What this task involves> Find the string "ご在宅の方はいますか" in the entries and copy each line that has it.

[START Supplied records]

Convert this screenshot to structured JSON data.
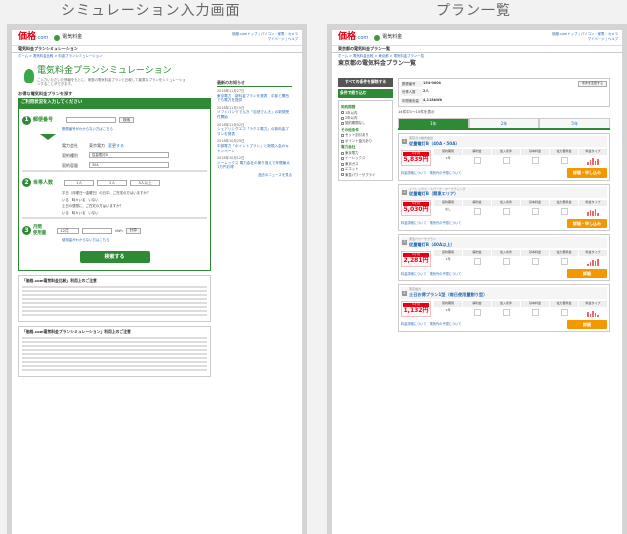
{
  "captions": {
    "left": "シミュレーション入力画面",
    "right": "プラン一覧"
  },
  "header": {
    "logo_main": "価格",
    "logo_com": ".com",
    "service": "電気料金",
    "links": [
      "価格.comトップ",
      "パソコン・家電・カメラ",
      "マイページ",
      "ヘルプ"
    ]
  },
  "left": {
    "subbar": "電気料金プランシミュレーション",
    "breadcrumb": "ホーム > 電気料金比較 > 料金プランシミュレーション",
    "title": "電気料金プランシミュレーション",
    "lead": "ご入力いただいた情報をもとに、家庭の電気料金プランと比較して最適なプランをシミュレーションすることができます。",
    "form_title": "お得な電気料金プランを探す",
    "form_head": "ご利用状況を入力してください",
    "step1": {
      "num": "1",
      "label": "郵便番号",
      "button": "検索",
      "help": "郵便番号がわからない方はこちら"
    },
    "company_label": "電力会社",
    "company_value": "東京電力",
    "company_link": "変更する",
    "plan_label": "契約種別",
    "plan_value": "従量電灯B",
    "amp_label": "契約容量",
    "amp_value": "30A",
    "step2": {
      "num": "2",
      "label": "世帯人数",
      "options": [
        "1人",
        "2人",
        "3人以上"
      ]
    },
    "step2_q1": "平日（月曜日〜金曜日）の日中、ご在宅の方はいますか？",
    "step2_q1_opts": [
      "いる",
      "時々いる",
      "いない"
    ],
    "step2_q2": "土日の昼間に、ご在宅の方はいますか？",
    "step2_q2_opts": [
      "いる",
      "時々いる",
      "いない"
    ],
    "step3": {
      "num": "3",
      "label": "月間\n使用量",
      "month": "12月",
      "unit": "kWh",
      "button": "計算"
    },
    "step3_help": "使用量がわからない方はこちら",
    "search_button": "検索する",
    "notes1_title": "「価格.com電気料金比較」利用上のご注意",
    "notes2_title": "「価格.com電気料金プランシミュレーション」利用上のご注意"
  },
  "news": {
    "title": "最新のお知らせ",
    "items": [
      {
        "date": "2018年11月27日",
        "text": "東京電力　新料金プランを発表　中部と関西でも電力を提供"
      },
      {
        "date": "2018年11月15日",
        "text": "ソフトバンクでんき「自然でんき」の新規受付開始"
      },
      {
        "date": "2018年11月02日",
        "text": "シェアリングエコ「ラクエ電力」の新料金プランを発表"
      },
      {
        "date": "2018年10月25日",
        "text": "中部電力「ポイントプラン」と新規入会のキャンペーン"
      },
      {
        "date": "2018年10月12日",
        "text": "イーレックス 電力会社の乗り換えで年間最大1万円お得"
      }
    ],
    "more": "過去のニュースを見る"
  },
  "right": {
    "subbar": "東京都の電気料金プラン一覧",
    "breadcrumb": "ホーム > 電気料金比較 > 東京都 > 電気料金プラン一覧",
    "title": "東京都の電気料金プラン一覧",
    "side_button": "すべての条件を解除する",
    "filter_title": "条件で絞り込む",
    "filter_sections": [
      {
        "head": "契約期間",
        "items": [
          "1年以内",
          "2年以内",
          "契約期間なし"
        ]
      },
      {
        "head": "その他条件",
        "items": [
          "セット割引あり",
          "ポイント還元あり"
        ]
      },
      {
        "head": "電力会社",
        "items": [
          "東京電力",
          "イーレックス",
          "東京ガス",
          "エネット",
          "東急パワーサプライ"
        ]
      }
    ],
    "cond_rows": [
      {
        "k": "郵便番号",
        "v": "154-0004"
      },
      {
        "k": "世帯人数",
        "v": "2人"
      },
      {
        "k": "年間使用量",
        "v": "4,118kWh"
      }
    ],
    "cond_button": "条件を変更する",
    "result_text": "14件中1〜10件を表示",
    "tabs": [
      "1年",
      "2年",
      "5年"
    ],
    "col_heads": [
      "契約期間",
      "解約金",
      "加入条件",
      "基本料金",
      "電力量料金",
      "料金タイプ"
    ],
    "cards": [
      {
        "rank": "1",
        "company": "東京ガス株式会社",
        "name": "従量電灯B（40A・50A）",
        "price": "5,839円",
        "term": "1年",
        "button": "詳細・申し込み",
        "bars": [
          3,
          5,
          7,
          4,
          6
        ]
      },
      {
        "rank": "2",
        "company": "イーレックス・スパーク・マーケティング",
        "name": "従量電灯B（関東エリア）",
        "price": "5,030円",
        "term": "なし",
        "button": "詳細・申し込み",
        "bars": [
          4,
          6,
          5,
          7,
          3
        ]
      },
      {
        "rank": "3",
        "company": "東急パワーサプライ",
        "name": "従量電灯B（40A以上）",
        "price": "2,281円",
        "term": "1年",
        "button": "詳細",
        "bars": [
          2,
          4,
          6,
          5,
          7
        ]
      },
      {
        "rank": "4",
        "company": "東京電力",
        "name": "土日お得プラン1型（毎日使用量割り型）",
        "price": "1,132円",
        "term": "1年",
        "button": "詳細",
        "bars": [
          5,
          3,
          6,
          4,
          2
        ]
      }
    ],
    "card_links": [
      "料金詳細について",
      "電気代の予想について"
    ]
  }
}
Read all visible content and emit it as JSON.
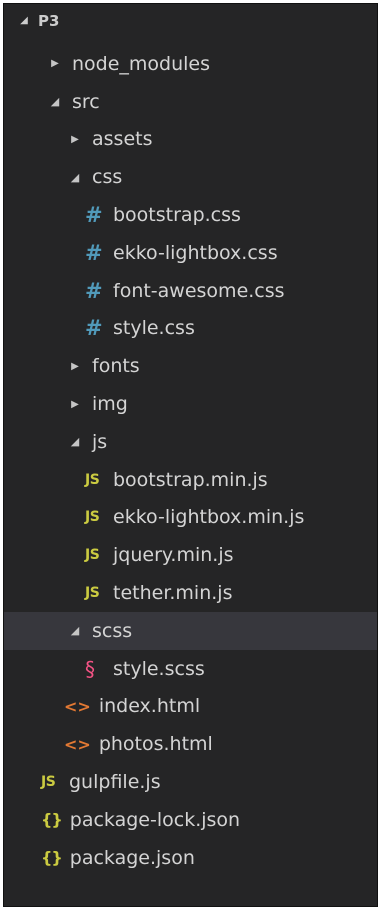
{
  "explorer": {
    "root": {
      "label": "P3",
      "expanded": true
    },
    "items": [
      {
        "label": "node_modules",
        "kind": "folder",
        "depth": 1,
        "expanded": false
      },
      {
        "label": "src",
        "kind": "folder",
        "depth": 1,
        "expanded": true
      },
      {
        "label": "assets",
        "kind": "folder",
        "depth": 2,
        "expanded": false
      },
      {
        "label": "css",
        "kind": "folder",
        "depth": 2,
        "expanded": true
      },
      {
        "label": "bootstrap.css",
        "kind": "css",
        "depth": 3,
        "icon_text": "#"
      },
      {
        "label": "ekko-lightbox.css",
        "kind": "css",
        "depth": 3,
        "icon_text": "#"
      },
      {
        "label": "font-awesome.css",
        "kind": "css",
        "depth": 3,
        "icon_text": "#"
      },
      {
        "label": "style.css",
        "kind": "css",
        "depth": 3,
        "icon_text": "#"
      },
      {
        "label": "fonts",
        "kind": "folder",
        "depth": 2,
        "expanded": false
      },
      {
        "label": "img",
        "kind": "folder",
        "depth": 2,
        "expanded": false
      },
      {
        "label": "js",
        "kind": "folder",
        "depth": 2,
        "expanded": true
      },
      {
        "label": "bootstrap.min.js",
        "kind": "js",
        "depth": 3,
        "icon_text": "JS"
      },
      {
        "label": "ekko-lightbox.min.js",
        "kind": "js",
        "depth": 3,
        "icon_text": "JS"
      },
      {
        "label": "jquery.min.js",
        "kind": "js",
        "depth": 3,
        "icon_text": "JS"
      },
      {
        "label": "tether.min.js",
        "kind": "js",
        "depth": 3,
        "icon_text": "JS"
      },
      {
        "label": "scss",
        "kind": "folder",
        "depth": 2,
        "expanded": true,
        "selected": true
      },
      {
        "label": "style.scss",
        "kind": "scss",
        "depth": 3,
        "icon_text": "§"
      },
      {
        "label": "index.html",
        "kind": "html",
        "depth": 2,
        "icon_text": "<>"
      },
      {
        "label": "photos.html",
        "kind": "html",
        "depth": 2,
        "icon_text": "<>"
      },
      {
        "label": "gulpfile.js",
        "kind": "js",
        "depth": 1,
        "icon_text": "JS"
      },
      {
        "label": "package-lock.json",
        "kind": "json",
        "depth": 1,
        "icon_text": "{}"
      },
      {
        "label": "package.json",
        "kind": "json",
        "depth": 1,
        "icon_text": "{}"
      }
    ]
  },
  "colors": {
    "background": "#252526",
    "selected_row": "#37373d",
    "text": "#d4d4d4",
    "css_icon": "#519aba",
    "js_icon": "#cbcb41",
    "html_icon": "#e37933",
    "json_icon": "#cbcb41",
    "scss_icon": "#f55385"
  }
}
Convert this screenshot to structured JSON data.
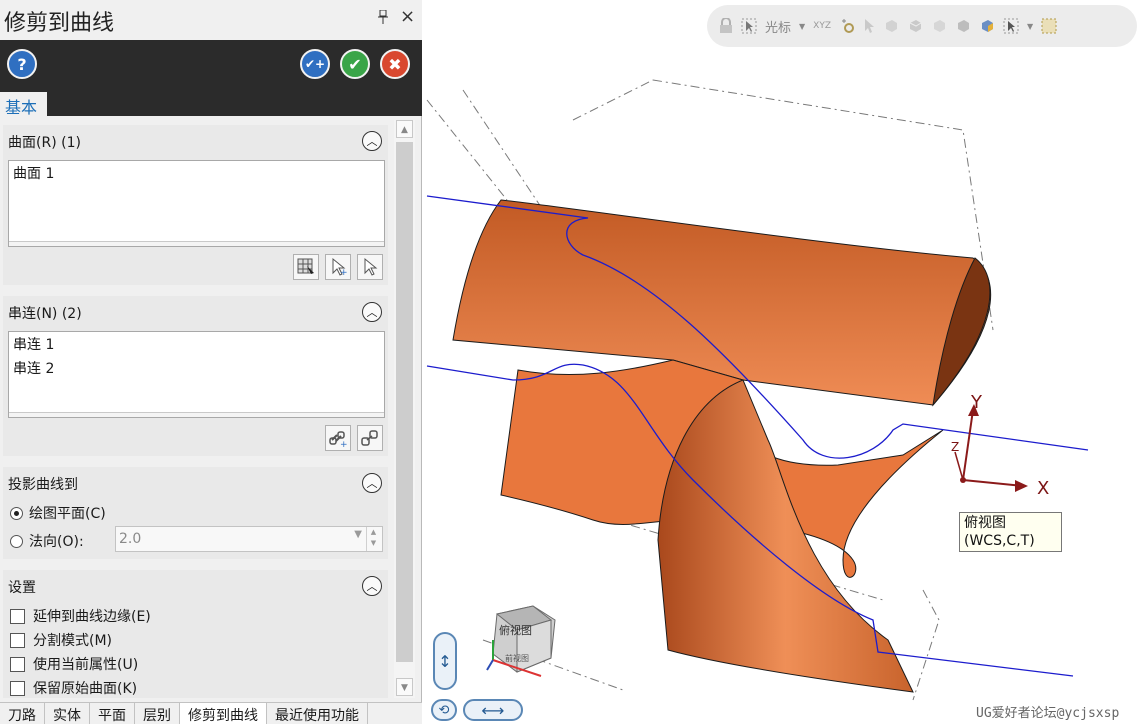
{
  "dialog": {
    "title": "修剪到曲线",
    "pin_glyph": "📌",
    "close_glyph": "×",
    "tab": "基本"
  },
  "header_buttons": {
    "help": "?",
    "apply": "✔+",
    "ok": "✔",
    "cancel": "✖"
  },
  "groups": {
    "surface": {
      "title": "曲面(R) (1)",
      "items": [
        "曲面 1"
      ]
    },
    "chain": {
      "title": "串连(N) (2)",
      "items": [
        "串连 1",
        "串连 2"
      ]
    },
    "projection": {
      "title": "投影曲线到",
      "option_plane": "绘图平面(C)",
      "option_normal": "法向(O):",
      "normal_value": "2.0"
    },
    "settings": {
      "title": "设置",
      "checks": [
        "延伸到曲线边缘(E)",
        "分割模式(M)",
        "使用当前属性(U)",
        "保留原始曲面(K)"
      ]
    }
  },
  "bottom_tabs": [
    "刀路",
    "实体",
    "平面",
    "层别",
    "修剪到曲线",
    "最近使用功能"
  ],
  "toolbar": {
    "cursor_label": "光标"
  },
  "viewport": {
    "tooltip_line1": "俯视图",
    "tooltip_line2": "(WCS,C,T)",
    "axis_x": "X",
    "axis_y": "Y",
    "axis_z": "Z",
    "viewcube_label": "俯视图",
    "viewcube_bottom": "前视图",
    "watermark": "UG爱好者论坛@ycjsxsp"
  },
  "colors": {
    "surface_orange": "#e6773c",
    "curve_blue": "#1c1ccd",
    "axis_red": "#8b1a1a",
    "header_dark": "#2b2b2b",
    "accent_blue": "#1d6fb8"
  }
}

[END Supplied records]

Output of the task>
    "step2_q1": "平日（月曜日〜金曜日）の日中、ご在宅の方はいますか？",
    "step2_q2": "土日の昼間に、ご在宅の方はいますか？",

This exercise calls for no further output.